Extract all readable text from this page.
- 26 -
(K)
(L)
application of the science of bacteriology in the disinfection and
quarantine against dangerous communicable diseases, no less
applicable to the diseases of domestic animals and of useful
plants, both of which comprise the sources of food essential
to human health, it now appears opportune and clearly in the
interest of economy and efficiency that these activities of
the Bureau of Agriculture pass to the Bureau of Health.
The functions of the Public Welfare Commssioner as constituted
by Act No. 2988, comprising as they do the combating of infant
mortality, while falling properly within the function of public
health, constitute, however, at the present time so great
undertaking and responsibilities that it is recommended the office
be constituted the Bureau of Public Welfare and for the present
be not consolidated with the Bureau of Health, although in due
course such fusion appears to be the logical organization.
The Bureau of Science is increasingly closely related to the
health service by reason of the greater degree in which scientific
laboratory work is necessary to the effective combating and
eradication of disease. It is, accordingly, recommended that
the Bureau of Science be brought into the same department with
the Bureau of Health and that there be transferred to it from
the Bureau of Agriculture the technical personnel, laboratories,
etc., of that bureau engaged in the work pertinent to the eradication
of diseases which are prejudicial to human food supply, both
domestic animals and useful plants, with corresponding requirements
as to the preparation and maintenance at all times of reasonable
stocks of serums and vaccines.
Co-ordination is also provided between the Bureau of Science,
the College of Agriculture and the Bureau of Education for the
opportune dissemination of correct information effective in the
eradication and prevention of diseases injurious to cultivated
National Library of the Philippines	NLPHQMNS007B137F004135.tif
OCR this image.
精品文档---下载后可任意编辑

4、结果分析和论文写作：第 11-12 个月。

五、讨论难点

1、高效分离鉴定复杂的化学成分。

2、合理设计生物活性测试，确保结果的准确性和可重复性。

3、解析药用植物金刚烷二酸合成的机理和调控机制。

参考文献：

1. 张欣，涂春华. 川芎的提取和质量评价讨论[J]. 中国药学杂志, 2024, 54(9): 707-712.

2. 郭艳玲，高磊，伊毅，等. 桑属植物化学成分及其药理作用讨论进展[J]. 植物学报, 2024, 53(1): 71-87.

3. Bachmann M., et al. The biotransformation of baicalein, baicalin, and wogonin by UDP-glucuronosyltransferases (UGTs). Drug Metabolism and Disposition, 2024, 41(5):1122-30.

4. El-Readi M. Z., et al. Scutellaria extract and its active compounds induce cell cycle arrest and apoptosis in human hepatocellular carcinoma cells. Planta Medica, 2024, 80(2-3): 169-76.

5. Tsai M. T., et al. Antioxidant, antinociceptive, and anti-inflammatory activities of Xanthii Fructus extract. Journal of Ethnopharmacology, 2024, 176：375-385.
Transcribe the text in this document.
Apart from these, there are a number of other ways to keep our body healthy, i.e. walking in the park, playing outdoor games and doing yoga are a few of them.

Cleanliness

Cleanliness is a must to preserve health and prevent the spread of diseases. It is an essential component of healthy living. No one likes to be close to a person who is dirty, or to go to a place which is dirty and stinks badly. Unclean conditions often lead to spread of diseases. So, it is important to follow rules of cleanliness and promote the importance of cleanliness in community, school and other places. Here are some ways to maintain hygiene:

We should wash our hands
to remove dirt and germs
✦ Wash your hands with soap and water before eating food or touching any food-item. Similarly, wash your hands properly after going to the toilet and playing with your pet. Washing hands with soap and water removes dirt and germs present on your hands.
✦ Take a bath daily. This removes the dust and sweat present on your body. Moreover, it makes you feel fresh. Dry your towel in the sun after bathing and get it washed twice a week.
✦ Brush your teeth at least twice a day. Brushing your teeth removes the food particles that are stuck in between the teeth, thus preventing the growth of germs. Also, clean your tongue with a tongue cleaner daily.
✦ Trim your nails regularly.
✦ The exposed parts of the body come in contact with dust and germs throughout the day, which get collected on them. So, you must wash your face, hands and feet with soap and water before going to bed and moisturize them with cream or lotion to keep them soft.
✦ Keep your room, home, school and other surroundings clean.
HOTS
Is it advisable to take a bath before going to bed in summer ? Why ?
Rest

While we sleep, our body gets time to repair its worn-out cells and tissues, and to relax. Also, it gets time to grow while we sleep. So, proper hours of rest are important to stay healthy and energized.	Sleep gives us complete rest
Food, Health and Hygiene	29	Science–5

───

> **WORK REQUIRED**
Type out the material again exactly as presented.

> **COMPLETED EXERCISE**
Extract all readable text from this page.
- 26 -
(K)
(L)
application of the science of bacteriology in the disinfection and
quarantine against dangerous communicable diseases, no less
applicable to the diseases of domestic animals and of useful
plants, both of which comprise the sources of food essential
to human health, it now appears opportune and clearly in the
interest of economy and efficiency that these activities of
the Bureau of Agriculture pass to the Bureau of Health.
The functions of the Public Welfare Commssioner as constituted
by Act No. 2988, comprising as they do the combating of infant
mortality, while falling properly within the function of public
health, constitute, however, at the present time so great
undertaking and responsibilities that it is recommended the office
be constituted the Bureau of Public Welfare and for the present
be not consolidated with the Bureau of Health, although in due
course such fusion appears to be the logical organization.
The Bureau of Science is increasingly closely related to the
health service by reason of the greater degree in which scientific
laboratory work is necessary to the effective combating and
eradication of disease. It is, accordingly, recommended that
the Bureau of Science be brought into the same department with
the Bureau of Health and that there be transferred to it from
the Bureau of Agriculture the technical personnel, laboratories,
etc., of that bureau engaged in the work pertinent to the eradication
of diseases which are prejudicial to human food supply, both
domestic animals and useful plants, with corresponding requirements
as to the preparation and maintenance at all times of reasonable
stocks of serums and vaccines.
Co-ordination is also provided between the Bureau of Science,
the College of Agriculture and the Bureau of Education for the
opportune dissemination of correct information effective in the
eradication and prevention of diseases injurious to cultivated
National Library of the Philippines	NLPHQMNS007B137F004135.tif
OCR this image.
精品文档---下载后可任意编辑

4、结果分析和论文写作：第 11-12 个月。

五、讨论难点

1、高效分离鉴定复杂的化学成分。

2、合理设计生物活性测试，确保结果的准确性和可重复性。

3、解析药用植物金刚烷二酸合成的机理和调控机制。

参考文献：

1. 张欣，涂春华. 川芎的提取和质量评价讨论[J]. 中国药学杂志, 2024, 54(9): 707-712.

2. 郭艳玲，高磊，伊毅，等. 桑属植物化学成分及其药理作用讨论进展[J]. 植物学报, 2024, 53(1): 71-87.

3. Bachmann M., et al. The biotransformation of baicalein, baicalin, and wogonin by UDP-glucuronosyltransferases (UGTs). Drug Metabolism and Disposition, 2024, 41(5):1122-30.

4. El-Readi M. Z., et al. Scutellaria extract and its active compounds induce cell cycle arrest and apoptosis in human hepatocellular carcinoma cells. Planta Medica, 2024, 80(2-3): 169-76.

5. Tsai M. T., et al. Antioxidant, antinociceptive, and anti-inflammatory activities of Xanthii Fructus extract. Journal of Ethnopharmacology, 2024, 176：375-385.
Transcribe the text in this document.
Apart from these, there are a number of other ways to keep our body healthy, i.e. walking in the park, playing outdoor games and doing yoga are a few of them.

Cleanliness

Cleanliness is a must to preserve health and prevent the spread of diseases. It is an essential component of healthy living. No one likes to be close to a person who is dirty, or to go to a place which is dirty and stinks badly. Unclean conditions often lead to spread of diseases. So, it is important to follow rules of cleanliness and promote the importance of cleanliness in community, school and other places. Here are some ways to maintain hygiene:

We should wash our hands
to remove dirt and germs
✦ Wash your hands with soap and water before eating food or touching any food-item. Similarly, wash your hands properly after going to the toilet and playing with your pet. Washing hands with soap and water removes dirt and germs present on your hands.
✦ Take a bath daily. This removes the dust and sweat present on your body. Moreover, it makes you feel fresh. Dry your towel in the sun after bathing and get it washed twice a week.
✦ Brush your teeth at least twice a day. Brushing your teeth removes the food particles that are stuck in between the teeth, thus preventing the growth of germs. Also, clean your tongue with a tongue cleaner daily.
✦ Trim your nails regularly.
✦ The exposed parts of the body come in contact with dust and germs throughout the day, which get collected on them. So, you must wash your face, hands and feet with soap and water before going to bed and moisturize them with cream or lotion to keep them soft.
✦ Keep your room, home, school and other surroundings clean.
HOTS
Is it advisable to take a bath before going to bed in summer ? Why ?
Rest

While we sleep, our body gets time to repair its worn-out cells and tissues, and to relax. Also, it gets time to grow while we sleep. So, proper hours of rest are important to stay healthy and energized.	Sleep gives us complete rest
Food, Health and Hygiene	29	Science–5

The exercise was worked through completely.